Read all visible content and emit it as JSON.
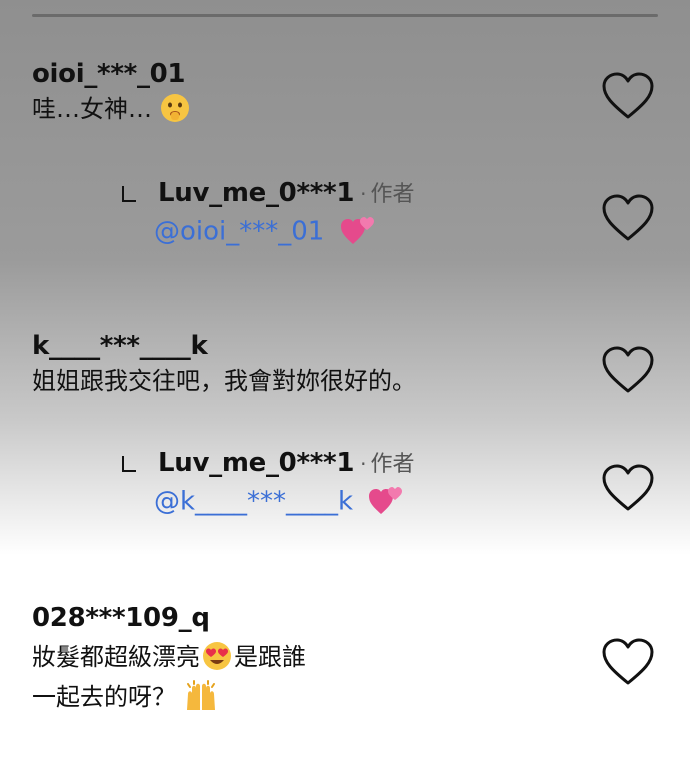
{
  "comments": [
    {
      "username": "oioi_***_01",
      "text": "哇…女神…",
      "emoji": "shushing-face",
      "reply": {
        "username": "Luv_me_0***1",
        "separator": "·",
        "author_tag": "作者",
        "mention": "@oioi_***_01",
        "emoji": "two-hearts"
      }
    },
    {
      "username": "k____***____k",
      "text": "姐姐跟我交往吧，我會對妳很好的。",
      "reply": {
        "username": "Luv_me_0***1",
        "separator": "·",
        "author_tag": "作者",
        "mention": "@k____***____k",
        "emoji": "two-hearts"
      }
    },
    {
      "username": "028***109_q",
      "text_line1": "妝髮都超級漂亮",
      "emoji_inline": "heart-eyes",
      "text_line1_end": "是跟誰",
      "text_line2": "一起去的呀？",
      "emoji_end": "raising-hands"
    }
  ],
  "colors": {
    "mention": "#3b6fd6",
    "text": "#111111",
    "muted": "#555555"
  },
  "icons": [
    "like-heart-icon",
    "reply-arrow-icon"
  ]
}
········
- THE REQUEST -
For the data above, state how many lines contain "username"; the number is the whole answer.

- WRITTEN SOLUTION -
5